Dataset entries:
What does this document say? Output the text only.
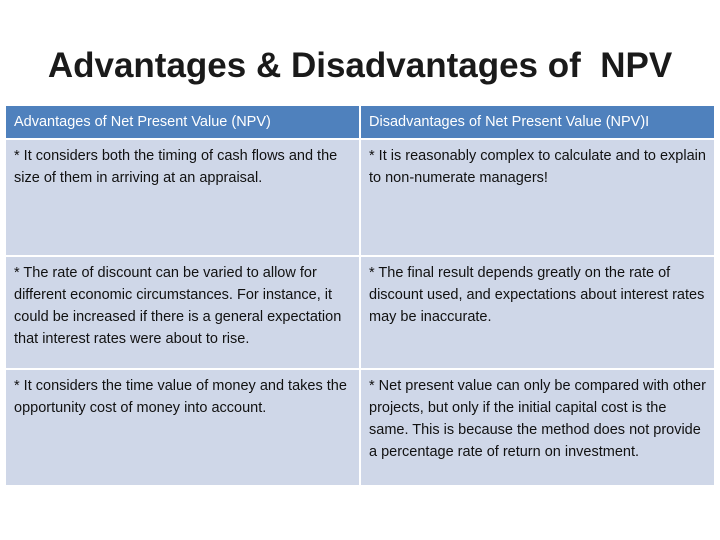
Advantages & Disadvantages of  NPV
Advantages of Net Present Value (NPV)	Disadvantages of Net Present Value (NPV)I
* It considers both the timing of cash flows and the size of them in arriving at an appraisal.	* It is reasonably complex to calculate and to explain to non-numerate managers!
* The rate of discount can be varied to allow for different economic circumstances. For instance, it could be increased if there is a general expectation that interest rates were about to rise.	* The final result depends greatly on the rate of discount used, and expectations about interest rates may be inaccurate.
* It considers the time value of money and takes the opportunity cost of money into account.	* Net present value can only be compared with other projects, but only if the initial capital cost is the same. This is because the method does not provide a percentage rate of return on investment.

What is asked:
Extract the text of all the records above verbatim, excluding pictures.

Reply:
What does this document say? Output the text only.
Advantages & Disadvantages of  NPV
Advantages of Net Present Value (NPV)	Disadvantages of Net Present Value (NPV)I
* It considers both the timing of cash flows and the size of them in arriving at an appraisal.	* It is reasonably complex to calculate and to explain to non-numerate managers!
* The rate of discount can be varied to allow for different economic circumstances. For instance, it could be increased if there is a general expectation that interest rates were about to rise.	* The final result depends greatly on the rate of discount used, and expectations about interest rates may be inaccurate.
* It considers the time value of money and takes the opportunity cost of money into account.	* Net present value can only be compared with other projects, but only if the initial capital cost is the same. This is because the method does not provide a percentage rate of return on investment.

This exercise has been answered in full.